(Extracted data entries)
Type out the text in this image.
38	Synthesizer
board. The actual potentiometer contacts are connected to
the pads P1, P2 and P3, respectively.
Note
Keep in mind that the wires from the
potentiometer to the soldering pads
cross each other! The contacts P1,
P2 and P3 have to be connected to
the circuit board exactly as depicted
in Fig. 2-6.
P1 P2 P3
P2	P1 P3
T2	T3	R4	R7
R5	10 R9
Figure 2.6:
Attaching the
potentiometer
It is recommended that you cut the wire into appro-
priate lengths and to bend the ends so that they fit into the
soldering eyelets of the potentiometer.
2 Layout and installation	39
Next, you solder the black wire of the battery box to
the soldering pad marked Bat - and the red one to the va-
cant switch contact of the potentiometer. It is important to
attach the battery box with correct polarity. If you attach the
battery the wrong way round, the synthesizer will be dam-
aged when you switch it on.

» Task objective
Provide all the records again, word for word.

» Answer to this task
Type out the text in this image.
38	Synthesizer
board. The actual potentiometer contacts are connected to
the pads P1, P2 and P3, respectively.
Note
Keep in mind that the wires from the
potentiometer to the soldering pads
cross each other! The contacts P1,
P2 and P3 have to be connected to
the circuit board exactly as depicted
in Fig. 2-6.
P1 P2 P3
P2	P1 P3
T2	T3	R4	R7
R5	10 R9
Figure 2.6:
Attaching the
potentiometer
It is recommended that you cut the wire into appro-
priate lengths and to bend the ends so that they fit into the
soldering eyelets of the potentiometer.
2 Layout and installation	39
Next, you solder the black wire of the battery box to
the soldering pad marked Bat - and the red one to the va-
cant switch contact of the potentiometer. It is important to
attach the battery box with correct polarity. If you attach the
battery the wrong way round, the synthesizer will be dam-
aged when you switch it on.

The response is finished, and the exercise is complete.